■ Written request
Find the line that contains "Output the text content of this document."; then retype it and each line after it, exactly, through the final line of the data below.

── Exercise data ──

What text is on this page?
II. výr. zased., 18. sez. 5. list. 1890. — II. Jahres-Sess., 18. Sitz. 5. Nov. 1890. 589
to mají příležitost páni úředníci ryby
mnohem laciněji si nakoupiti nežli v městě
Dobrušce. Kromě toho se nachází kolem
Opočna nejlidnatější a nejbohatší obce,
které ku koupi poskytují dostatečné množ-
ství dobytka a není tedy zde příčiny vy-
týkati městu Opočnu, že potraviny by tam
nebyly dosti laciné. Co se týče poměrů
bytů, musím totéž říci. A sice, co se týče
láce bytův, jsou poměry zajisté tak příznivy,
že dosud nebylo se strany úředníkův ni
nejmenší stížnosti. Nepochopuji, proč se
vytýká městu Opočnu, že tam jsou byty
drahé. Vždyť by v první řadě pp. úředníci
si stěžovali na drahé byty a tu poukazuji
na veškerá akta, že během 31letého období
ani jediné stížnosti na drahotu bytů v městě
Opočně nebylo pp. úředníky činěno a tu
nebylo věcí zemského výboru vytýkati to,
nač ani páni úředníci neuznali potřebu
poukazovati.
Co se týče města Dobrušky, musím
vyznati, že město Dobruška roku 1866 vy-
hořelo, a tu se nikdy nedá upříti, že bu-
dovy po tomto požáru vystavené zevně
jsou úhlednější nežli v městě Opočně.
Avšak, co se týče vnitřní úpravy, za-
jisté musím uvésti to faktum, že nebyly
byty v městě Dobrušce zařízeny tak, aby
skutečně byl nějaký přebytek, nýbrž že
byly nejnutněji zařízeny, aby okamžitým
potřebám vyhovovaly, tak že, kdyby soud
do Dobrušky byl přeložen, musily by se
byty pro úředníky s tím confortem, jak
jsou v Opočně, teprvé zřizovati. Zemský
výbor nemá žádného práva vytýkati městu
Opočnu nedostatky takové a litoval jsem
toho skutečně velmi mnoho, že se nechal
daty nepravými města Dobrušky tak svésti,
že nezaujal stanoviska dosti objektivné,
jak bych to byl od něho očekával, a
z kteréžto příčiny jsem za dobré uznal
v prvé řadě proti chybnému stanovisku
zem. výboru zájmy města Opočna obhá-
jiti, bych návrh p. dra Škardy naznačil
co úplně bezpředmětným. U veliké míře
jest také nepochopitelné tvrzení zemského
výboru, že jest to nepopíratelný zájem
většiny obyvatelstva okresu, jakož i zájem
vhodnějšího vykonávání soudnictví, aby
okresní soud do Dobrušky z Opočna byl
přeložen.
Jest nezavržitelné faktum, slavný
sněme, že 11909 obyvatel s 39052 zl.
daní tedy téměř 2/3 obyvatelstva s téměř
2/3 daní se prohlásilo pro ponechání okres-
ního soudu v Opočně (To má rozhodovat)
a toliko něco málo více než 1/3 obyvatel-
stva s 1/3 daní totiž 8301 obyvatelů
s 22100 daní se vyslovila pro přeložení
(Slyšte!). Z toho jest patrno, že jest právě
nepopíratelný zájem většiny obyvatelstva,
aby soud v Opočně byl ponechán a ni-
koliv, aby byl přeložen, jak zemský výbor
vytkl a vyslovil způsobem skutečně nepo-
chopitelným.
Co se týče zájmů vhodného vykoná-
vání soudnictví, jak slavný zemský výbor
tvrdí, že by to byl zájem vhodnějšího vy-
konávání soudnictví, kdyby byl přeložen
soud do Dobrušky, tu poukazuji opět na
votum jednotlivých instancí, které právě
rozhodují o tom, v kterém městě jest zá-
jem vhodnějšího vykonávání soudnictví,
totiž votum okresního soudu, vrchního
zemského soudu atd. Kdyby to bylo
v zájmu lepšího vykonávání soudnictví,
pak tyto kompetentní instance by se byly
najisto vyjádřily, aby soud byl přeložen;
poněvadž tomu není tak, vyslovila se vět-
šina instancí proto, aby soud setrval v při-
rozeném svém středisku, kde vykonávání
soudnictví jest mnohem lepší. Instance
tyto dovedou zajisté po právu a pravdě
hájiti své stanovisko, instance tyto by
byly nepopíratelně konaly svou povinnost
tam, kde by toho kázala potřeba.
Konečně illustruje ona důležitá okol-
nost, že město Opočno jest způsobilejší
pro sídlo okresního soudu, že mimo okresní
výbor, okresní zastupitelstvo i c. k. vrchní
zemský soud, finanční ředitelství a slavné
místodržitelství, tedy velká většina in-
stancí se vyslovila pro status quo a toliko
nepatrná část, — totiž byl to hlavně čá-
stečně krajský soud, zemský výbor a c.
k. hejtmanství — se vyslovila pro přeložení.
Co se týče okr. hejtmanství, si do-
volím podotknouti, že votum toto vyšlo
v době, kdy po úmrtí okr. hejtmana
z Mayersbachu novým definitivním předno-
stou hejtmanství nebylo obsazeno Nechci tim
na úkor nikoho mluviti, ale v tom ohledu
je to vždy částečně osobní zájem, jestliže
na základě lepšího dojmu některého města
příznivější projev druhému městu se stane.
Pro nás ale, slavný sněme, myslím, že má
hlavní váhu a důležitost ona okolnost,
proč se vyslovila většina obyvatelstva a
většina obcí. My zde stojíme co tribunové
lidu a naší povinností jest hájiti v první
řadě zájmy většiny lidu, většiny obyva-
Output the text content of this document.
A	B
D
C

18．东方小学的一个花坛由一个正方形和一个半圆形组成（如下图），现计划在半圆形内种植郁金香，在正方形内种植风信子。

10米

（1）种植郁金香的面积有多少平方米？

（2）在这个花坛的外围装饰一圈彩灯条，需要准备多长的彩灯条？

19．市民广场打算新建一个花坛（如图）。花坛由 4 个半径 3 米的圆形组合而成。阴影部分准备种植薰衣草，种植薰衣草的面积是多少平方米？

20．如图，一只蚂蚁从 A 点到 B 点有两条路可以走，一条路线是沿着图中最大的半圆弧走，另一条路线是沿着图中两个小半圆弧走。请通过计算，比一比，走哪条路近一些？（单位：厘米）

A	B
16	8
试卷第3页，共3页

───

■ Expected answer
Output the text content of this document.
A	B
D
C

18．东方小学的一个花坛由一个正方形和一个半圆形组成（如下图），现计划在半圆形内种植郁金香，在正方形内种植风信子。

10米

（1）种植郁金香的面积有多少平方米？

（2）在这个花坛的外围装饰一圈彩灯条，需要准备多长的彩灯条？

19．市民广场打算新建一个花坛（如图）。花坛由 4 个半径 3 米的圆形组合而成。阴影部分准备种植薰衣草，种植薰衣草的面积是多少平方米？

20．如图，一只蚂蚁从 A 点到 B 点有两条路可以走，一条路线是沿着图中最大的半圆弧走，另一条路线是沿着图中两个小半圆弧走。请通过计算，比一比，走哪条路近一些？（单位：厘米）

A	B
16	8
试卷第3页，共3页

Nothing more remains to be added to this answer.